# START OF DATASET EXCERPTS
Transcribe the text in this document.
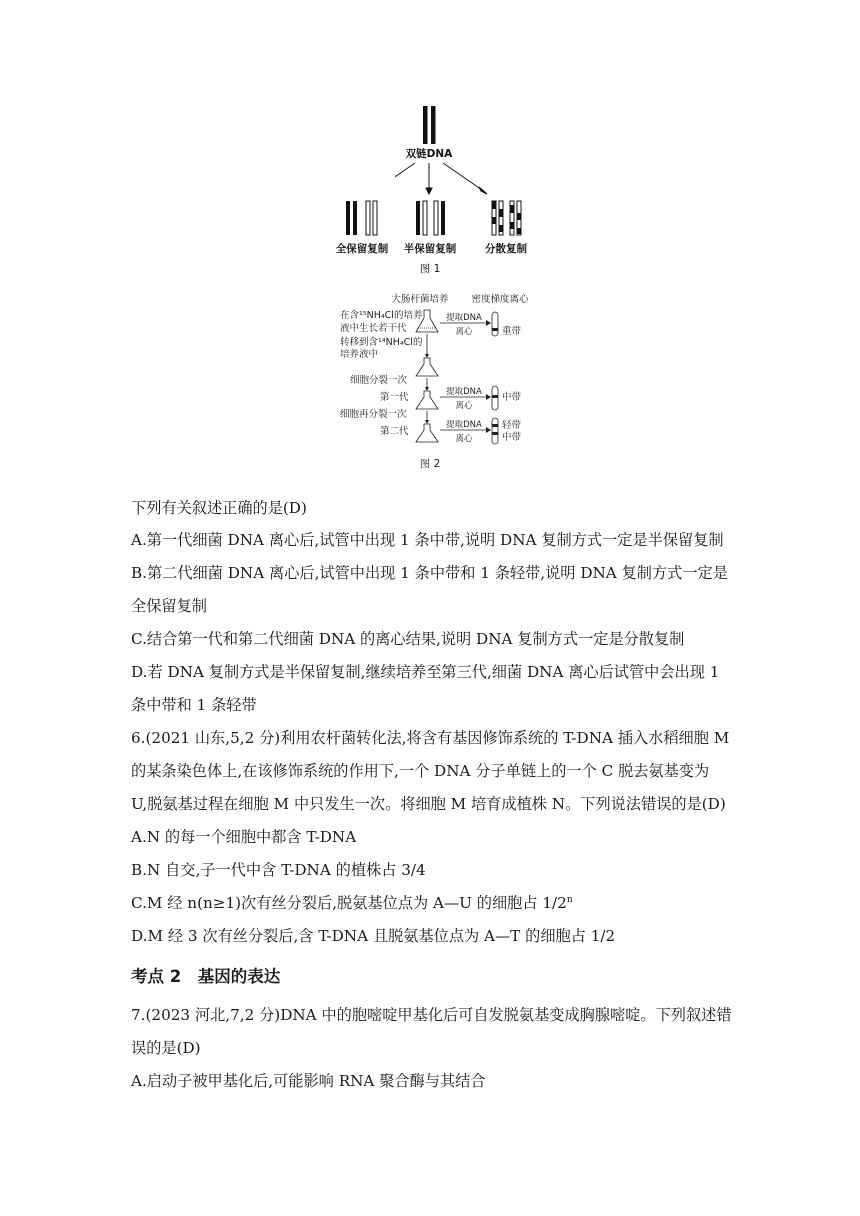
双链DNA
全保留复制 半保留复制	分散复制
图 1
大肠杆菌培养 密度梯度离心
在含¹⁵NH₄Cl的培养
液中生长若干代
转移到含¹⁴NH₄Cl的
培养液中
提取DNA
离心	重带
细胞分裂一次
第一代	提取DNA
离心
中带
细胞再分裂一次
第二代
提取DNA
离心
轻带
中带
图 2
下列有关叙述正确的是(D)
A.第一代细菌 DNA 离心后,试管中出现 1 条中带,说明 DNA 复制方式一定是半保留复制
B.第二代细菌 DNA 离心后,试管中出现 1 条中带和 1 条轻带,说明 DNA 复制方式一定是
全保留复制
C.结合第一代和第二代细菌 DNA 的离心结果,说明 DNA 复制方式一定是分散复制
D.若 DNA 复制方式是半保留复制,继续培养至第三代,细菌 DNA 离心后试管中会出现 1
条中带和 1 条轻带
6.(2021 山东,5,2 分)利用农杆菌转化法,将含有基因修饰系统的 T-DNA 插入水稻细胞 M
的某条染色体上,在该修饰系统的作用下,一个 DNA 分子单链上的一个 C 脱去氨基变为
U,脱氨基过程在细胞 M 中只发生一次。将细胞 M 培育成植株 N。下列说法错误的是(D)
A.N 的每一个细胞中都含 T-DNA
B.N 自交,子一代中含 T-DNA 的植株占 3/4
C.M 经 n(n≥1)次有丝分裂后,脱氨基位点为 A—U 的细胞占 1/2$^n$
D.M 经 3 次有丝分裂后,含 T-DNA 且脱氨基位点为 A—T 的细胞占 1/2
考点 2　基因的表达
7.(2023 河北,7,2 分)DNA 中的胞嘧啶甲基化后可自发脱氨基变成胸腺嘧啶。下列叙述错
误的是(D)
A.启动子被甲基化后,可能影响 RNA 聚合酶与其结合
# END OF DATASET EXCERPTS
WRITTEN INSTRUCTION: Look through the entries and find each line that has the string "次有丝分裂后". Copy those lines.

WRITTEN REPLY:
C.M 经 n(n≥1)次有丝分裂后,脱氨基位点为 A—U 的细胞占 1/2$^n$
D.M 经 3 次有丝分裂后,含 T-DNA 且脱氨基位点为 A—T 的细胞占 1/2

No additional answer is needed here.